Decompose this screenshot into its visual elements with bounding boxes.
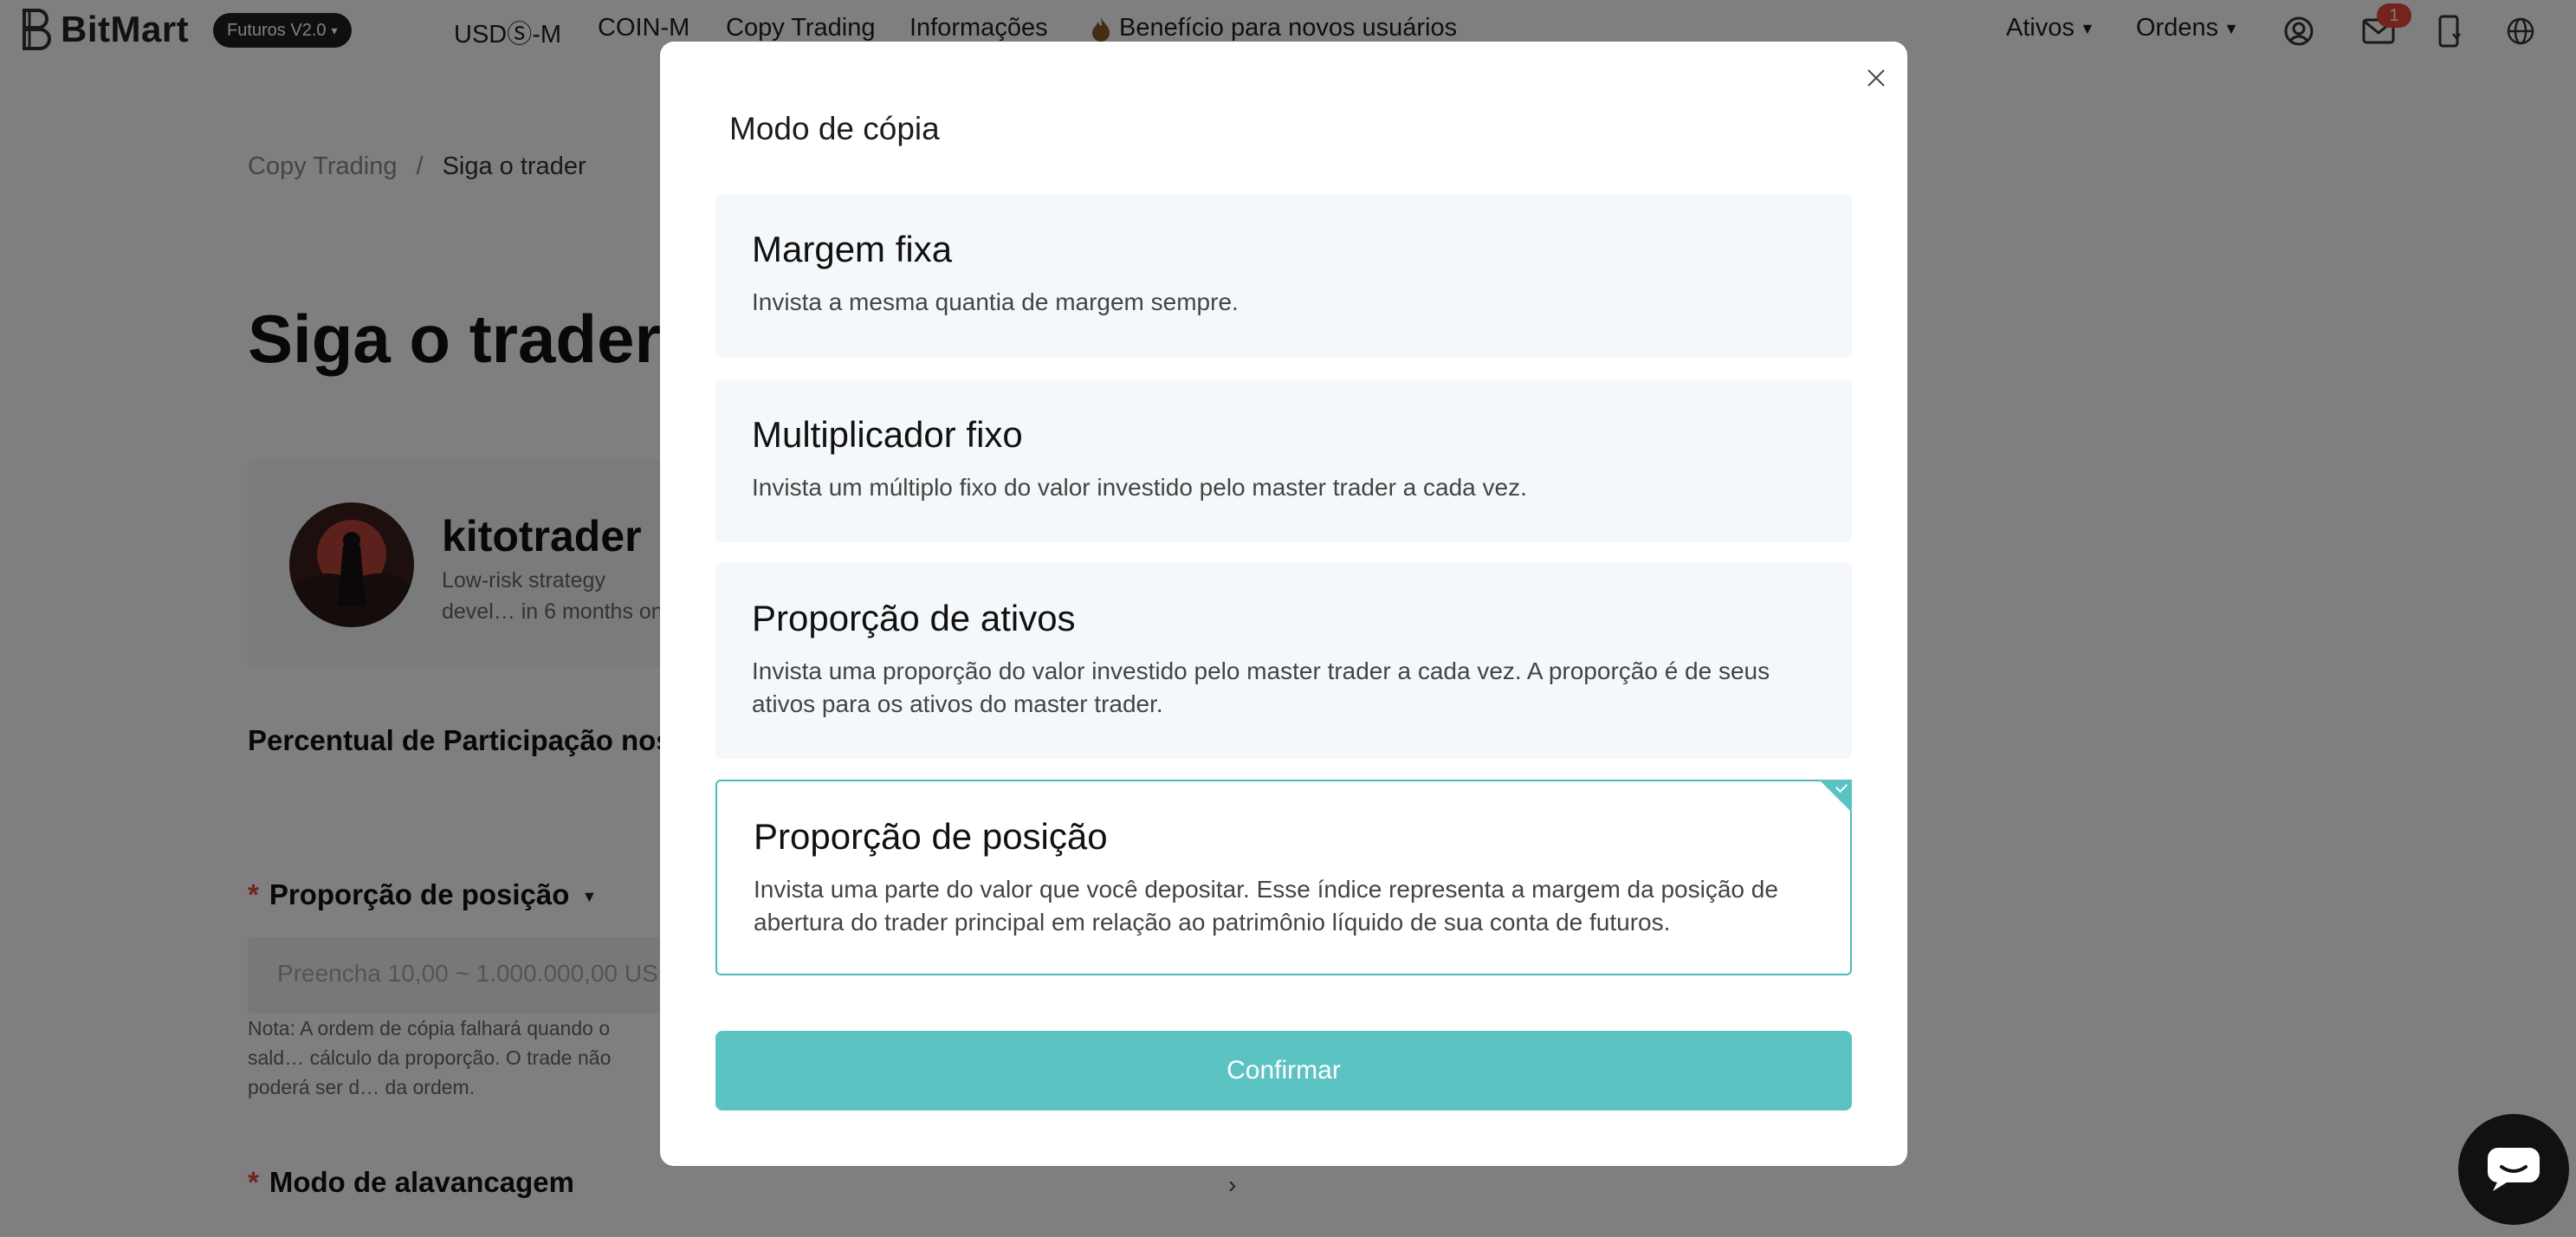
option-title: Multiplicador fixo: [752, 414, 1023, 455]
option-description: Invista uma proporção do valor investido…: [752, 657, 1770, 717]
modal-title: Modo de cópia: [729, 111, 940, 146]
option-proporcao-de-posicao[interactable]: Proporção de posição Invista uma parte d…: [715, 780, 1852, 975]
copy-mode-modal: Modo de cópia Margem fixa Invista a mesm…: [660, 42, 1907, 1166]
option-description: Invista um múltiplo fixo do valor invest…: [752, 474, 1527, 501]
option-margem-fixa[interactable]: Margem fixa Invista a mesma quantia de m…: [715, 194, 1852, 357]
selected-check-icon: [1819, 780, 1852, 813]
close-icon[interactable]: [1861, 62, 1892, 94]
support-chat-button[interactable]: [2458, 1114, 2569, 1225]
option-multiplicador-fixo[interactable]: Multiplicador fixo Invista um múltiplo f…: [715, 379, 1852, 542]
close-x-icon: [1867, 69, 1885, 87]
option-description: Invista uma parte do valor que você depo…: [754, 876, 1778, 936]
confirm-button[interactable]: Confirmar: [715, 1031, 1852, 1111]
option-title: Proporção de posição: [754, 816, 1108, 857]
option-description: Invista a mesma quantia de margem sempre…: [752, 288, 1239, 315]
chat-bubble-icon: [2488, 1148, 2540, 1191]
option-proporcao-de-ativos[interactable]: Proporção de ativos Invista uma proporçã…: [715, 563, 1852, 759]
option-title: Proporção de ativos: [752, 598, 1076, 638]
option-title: Margem fixa: [752, 229, 953, 269]
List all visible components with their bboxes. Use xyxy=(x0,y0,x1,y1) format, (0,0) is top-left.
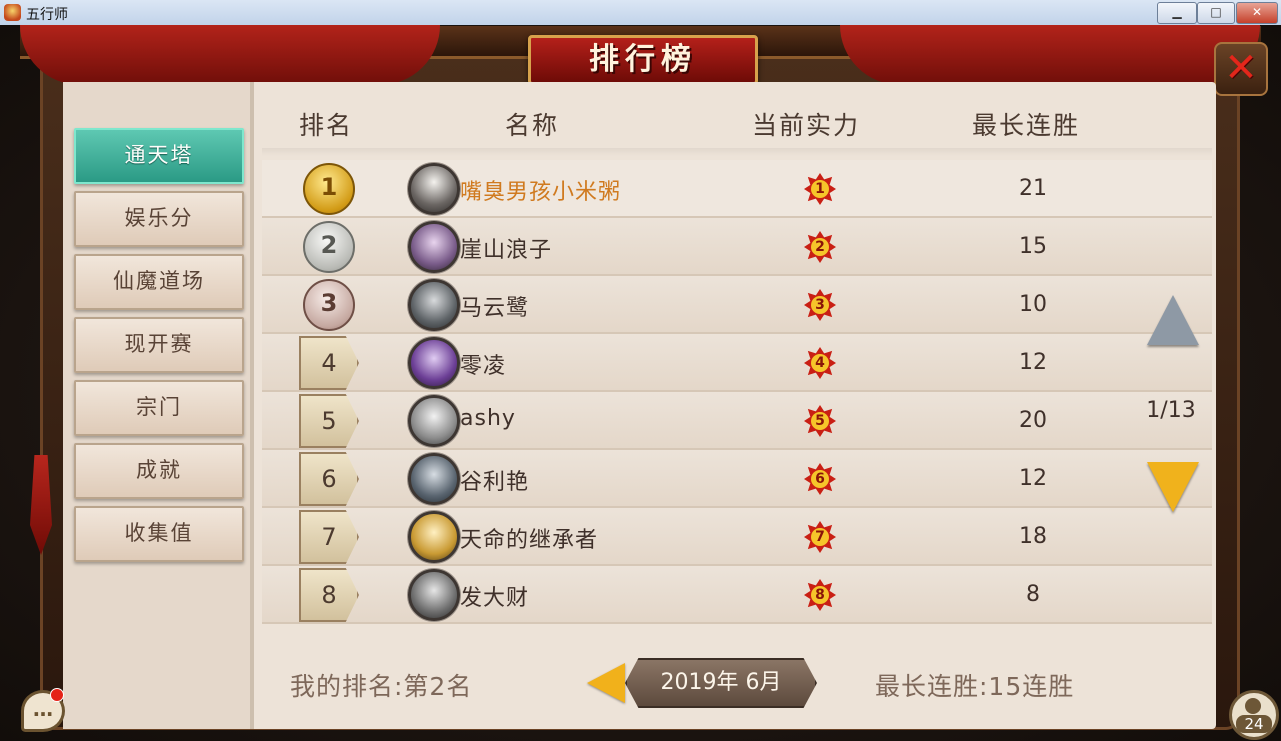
column-name-header: 名称 xyxy=(505,111,560,140)
gold-medal-icon: 1 xyxy=(303,163,355,215)
prev-month-arrow-icon[interactable] xyxy=(587,663,625,703)
power-rank: 8 xyxy=(811,586,829,604)
tab-label: 收集值 xyxy=(124,521,194,545)
table-row[interactable] xyxy=(262,566,1212,624)
streak-value: 15 xyxy=(1019,234,1047,259)
power-star-icon: 1 xyxy=(804,173,836,205)
avatar[interactable] xyxy=(408,163,460,215)
power-rank: 6 xyxy=(811,470,829,488)
tab-label: 成就 xyxy=(136,458,182,482)
minimize-button[interactable]: ▁ xyxy=(1157,2,1197,24)
tab-xianmodaochang[interactable]: 仙魔道场 xyxy=(74,254,244,310)
streak-value: 20 xyxy=(1019,408,1047,433)
my-rank-text: 我的排名:第2名 xyxy=(290,672,473,701)
tab-label: 现开赛 xyxy=(124,332,194,356)
power-rank: 1 xyxy=(811,180,829,198)
column-streak-header: 最长连胜 xyxy=(972,111,1081,140)
tab-label: 娱乐分 xyxy=(124,206,194,230)
table-row[interactable] xyxy=(262,218,1212,276)
month-selector[interactable]: 2019年 6月 xyxy=(625,658,817,708)
page-indicator: 1/13 xyxy=(1146,398,1196,423)
player-name[interactable]: 天命的继承者 xyxy=(460,522,598,554)
close-button[interactable]: ✕ xyxy=(1214,42,1268,96)
avatar[interactable] xyxy=(408,337,460,389)
tab-yulefen[interactable]: 娱乐分 xyxy=(74,191,244,247)
window-title: 五行师 xyxy=(26,7,68,23)
power-star-icon: 2 xyxy=(804,231,836,263)
power-rank: 2 xyxy=(811,238,829,256)
avatar[interactable] xyxy=(408,221,460,273)
friends-count: 24 xyxy=(1236,715,1272,733)
friends-icon xyxy=(1245,698,1261,714)
streak-value: 8 xyxy=(1026,582,1040,607)
close-icon: ✕ xyxy=(1224,45,1258,91)
power-rank: 7 xyxy=(811,528,829,546)
avatar[interactable] xyxy=(408,511,460,563)
power-star-icon: 8 xyxy=(804,579,836,611)
streak-value: 12 xyxy=(1019,350,1047,375)
header-divider xyxy=(262,148,1212,156)
column-power-header: 当前实力 xyxy=(752,111,861,140)
table-row[interactable] xyxy=(262,392,1212,450)
player-name[interactable]: 谷利艳 xyxy=(460,464,529,496)
tab-chengjiu[interactable]: 成就 xyxy=(74,443,244,499)
tab-label: 通天塔 xyxy=(124,143,194,167)
avatar[interactable] xyxy=(408,569,460,621)
silver-medal-icon: 2 xyxy=(303,221,355,273)
app-icon xyxy=(4,4,21,21)
power-star-icon: 5 xyxy=(804,405,836,437)
power-rank: 3 xyxy=(811,296,829,314)
table-row[interactable] xyxy=(262,276,1212,334)
table-row[interactable] xyxy=(262,334,1212,392)
maximize-button[interactable]: □ xyxy=(1197,2,1235,24)
screen-title: 排行榜 xyxy=(589,42,697,77)
power-rank: 5 xyxy=(811,412,829,430)
window-close-button[interactable]: ✕ xyxy=(1236,2,1278,24)
power-star-icon: 4 xyxy=(804,347,836,379)
right-curtain xyxy=(840,25,1260,85)
notification-dot xyxy=(50,688,64,702)
player-name[interactable]: 嘴臭男孩小米粥 xyxy=(460,174,621,206)
power-star-icon: 6 xyxy=(804,463,836,495)
power-star-icon: 3 xyxy=(804,289,836,321)
title-banner: 排行榜 xyxy=(528,35,758,85)
table-row[interactable] xyxy=(262,160,1212,218)
power-rank: 4 xyxy=(811,354,829,372)
tab-label: 仙魔道场 xyxy=(113,269,205,293)
window-titlebar: 五行师 ▁ □ ✕ xyxy=(0,0,1281,26)
table-row[interactable] xyxy=(262,508,1212,566)
page-down-arrow-icon[interactable] xyxy=(1147,462,1199,512)
streak-value: 21 xyxy=(1019,176,1047,201)
power-star-icon: 7 xyxy=(804,521,836,553)
avatar[interactable] xyxy=(408,395,460,447)
table-row[interactable] xyxy=(262,450,1212,508)
streak-value: 10 xyxy=(1019,292,1047,317)
player-name[interactable]: 发大财 xyxy=(460,580,529,612)
friends-button[interactable]: 24 xyxy=(1229,690,1279,740)
avatar[interactable] xyxy=(408,453,460,505)
tab-zongmen[interactable]: 宗门 xyxy=(74,380,244,436)
tab-xiankaisai[interactable]: 现开赛 xyxy=(74,317,244,373)
tab-shoujizhi[interactable]: 收集值 xyxy=(74,506,244,562)
streak-value: 12 xyxy=(1019,466,1047,491)
tab-label: 宗门 xyxy=(136,395,182,419)
player-name[interactable]: ashy xyxy=(460,406,516,431)
player-name[interactable]: 零凌 xyxy=(460,348,506,380)
player-name[interactable]: 崖山浪子 xyxy=(460,232,552,264)
streak-value: 18 xyxy=(1019,524,1047,549)
tab-tongtianta[interactable]: 通天塔 xyxy=(74,128,244,184)
column-rank-header: 排名 xyxy=(299,111,354,140)
avatar[interactable] xyxy=(408,279,460,331)
player-name[interactable]: 马云鹭 xyxy=(460,290,529,322)
my-streak-text: 最长连胜:15连胜 xyxy=(875,672,1075,701)
page-up-arrow-icon[interactable] xyxy=(1147,295,1199,345)
left-curtain xyxy=(20,25,440,85)
bronze-medal-icon: 3 xyxy=(303,279,355,331)
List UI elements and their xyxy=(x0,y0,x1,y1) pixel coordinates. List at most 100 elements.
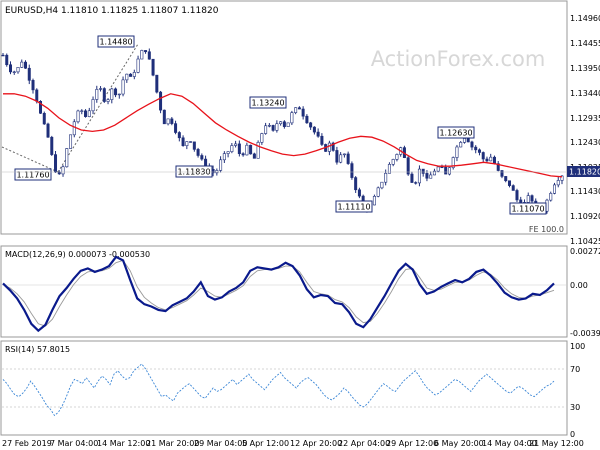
candle-body xyxy=(110,88,114,100)
price-annotation: 1.11110 xyxy=(335,200,373,213)
candle-body xyxy=(376,187,380,197)
candle-body xyxy=(222,153,226,161)
candle-body xyxy=(260,133,264,143)
price-annotation: 1.12630 xyxy=(437,126,475,139)
candle-body xyxy=(132,72,136,77)
x-tick: 21 May 12:00 xyxy=(529,439,584,448)
annotation-label: 1.11070 xyxy=(511,205,544,214)
price-annotation: 1.14480 xyxy=(97,35,135,48)
macd-y-tick: 0.00 xyxy=(570,281,588,290)
candle-body xyxy=(256,142,260,159)
candle-body xyxy=(425,173,429,179)
candle-body xyxy=(237,143,241,154)
candle-body xyxy=(162,109,166,125)
candle-body xyxy=(271,125,275,131)
candle-body xyxy=(556,180,560,186)
candle-body xyxy=(117,93,121,96)
candle-body xyxy=(342,153,346,156)
candle-body xyxy=(125,73,129,81)
macd-panel: MACD(12,26,9) 0.000073 -0.000530 0.00272… xyxy=(0,245,600,338)
price-y-tick: 1.13440 xyxy=(570,89,600,98)
candle-body xyxy=(290,112,294,124)
candle-body xyxy=(447,167,451,175)
price-annotation: 1.11070 xyxy=(509,202,547,215)
candle-body xyxy=(27,67,31,81)
candle-body xyxy=(440,166,444,169)
candle-body xyxy=(65,148,69,168)
candle-body xyxy=(121,79,125,95)
candle-body xyxy=(24,61,28,69)
candle-body xyxy=(9,64,13,73)
macd-panel-frame xyxy=(0,245,568,338)
candle-body xyxy=(69,134,73,149)
candle-body xyxy=(230,145,234,152)
price-y-tick: 1.12430 xyxy=(570,138,600,147)
x-tick: 21 Mar 20:00 xyxy=(146,439,199,448)
annotation-label: 1.11110 xyxy=(337,203,370,212)
candle-body xyxy=(144,50,148,53)
candle-body xyxy=(84,110,88,117)
rsi-panel: RSI(14) 57.8015 100 70 30 0 xyxy=(0,340,585,439)
candle-body xyxy=(196,149,200,156)
price-y-tick: 1.10425 xyxy=(570,237,600,246)
candle-body xyxy=(252,153,256,159)
candle-body xyxy=(500,170,504,177)
candle-body xyxy=(485,158,489,162)
candle-body xyxy=(72,121,76,136)
candle-body xyxy=(414,182,418,184)
candle-body xyxy=(16,67,20,73)
candle-body xyxy=(80,110,84,112)
candle-body xyxy=(226,151,230,154)
candle-body xyxy=(421,168,425,174)
candle-body xyxy=(297,107,301,110)
candle-body xyxy=(91,99,95,112)
candle-body xyxy=(181,137,185,146)
candle-body xyxy=(305,115,309,124)
candle-body xyxy=(20,61,24,68)
candle-body xyxy=(526,195,530,203)
rsi-y-tick: 70 xyxy=(570,365,580,374)
fe-label: FE 100.0 xyxy=(529,225,564,234)
candle-body xyxy=(245,144,249,156)
candle-body xyxy=(234,143,238,146)
macd-title: MACD(12,26,9) 0.000073 -0.000530 xyxy=(5,250,150,259)
x-tick: 29 Apr 12:00 xyxy=(386,439,438,448)
candle-body xyxy=(312,126,316,133)
candle-body xyxy=(57,171,61,175)
candle-body xyxy=(35,89,39,102)
candle-body xyxy=(1,54,5,57)
candle-body xyxy=(309,122,313,128)
candle-body xyxy=(50,136,54,155)
candle-body xyxy=(372,196,376,206)
candle-body xyxy=(185,141,189,146)
candle-body xyxy=(151,58,155,76)
price-panel: EURUSD,H4 1.11810 1.11825 1.11807 1.1182… xyxy=(0,0,600,246)
rsi-y-tick: 30 xyxy=(570,403,580,412)
candle-body xyxy=(350,163,354,178)
candle-body xyxy=(61,166,65,175)
candle-body xyxy=(147,51,151,60)
chart-canvas: EURUSD,H4 1.11810 1.11825 1.11807 1.1182… xyxy=(0,0,600,448)
candle-body xyxy=(241,153,245,156)
macd-y-tick: 0.002723 xyxy=(570,247,600,256)
candle-body xyxy=(31,80,35,91)
rsi-panel-frame xyxy=(0,340,568,436)
candle-body xyxy=(320,135,324,145)
candle-body xyxy=(549,193,553,201)
candle-body xyxy=(166,118,170,125)
price-y-tick: 1.13950 xyxy=(570,64,600,73)
candle-body xyxy=(140,50,144,60)
candle-body xyxy=(515,190,519,201)
candle-body xyxy=(249,144,253,155)
candle-body xyxy=(170,118,174,124)
candle-body xyxy=(481,152,485,160)
candle-body xyxy=(477,149,481,153)
candle-body xyxy=(316,131,320,137)
watermark: ActionForex.com xyxy=(371,47,546,71)
candle-body xyxy=(406,157,410,175)
candle-body xyxy=(294,107,298,113)
candle-body xyxy=(102,88,106,102)
rsi-y-tick: 0 xyxy=(570,430,575,439)
price-annotation: 1.13240 xyxy=(249,96,287,109)
x-tick: 5 Apr 12:00 xyxy=(242,439,289,448)
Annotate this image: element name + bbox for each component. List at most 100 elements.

# # # #

**THE EXERCISE**. Update the entries from the line with "option-title: Multiplicador fixo: [752, 414, 1023, 455]" up to and including the line with "close-icon[interactable]: [1861, 62, 1892, 94]", changing "option-description" to "option-subtitle" and leaving everything else as it is.

**WORKED ANSWER**.
option-title: Multiplicador fixo: [752, 414, 1023, 455]
option-subtitle: Invista uma proporção do valor investido…: [752, 657, 1770, 717]
modal-title: Modo de cópia: [729, 111, 940, 146]
option-proporcao-de-posicao[interactable]: Proporção de posição Invista uma parte d…: [715, 780, 1852, 975]
copy-mode-modal: Modo de cópia Margem fixa Invista a mesm…: [660, 42, 1907, 1166]
option-subtitle: Invista um múltiplo fixo do valor invest…: [752, 474, 1527, 501]
option-margem-fixa[interactable]: Margem fixa Invista a mesma quantia de m…: [715, 194, 1852, 357]
selected-check-icon: [1819, 780, 1852, 813]
close-icon[interactable]: [1861, 62, 1892, 94]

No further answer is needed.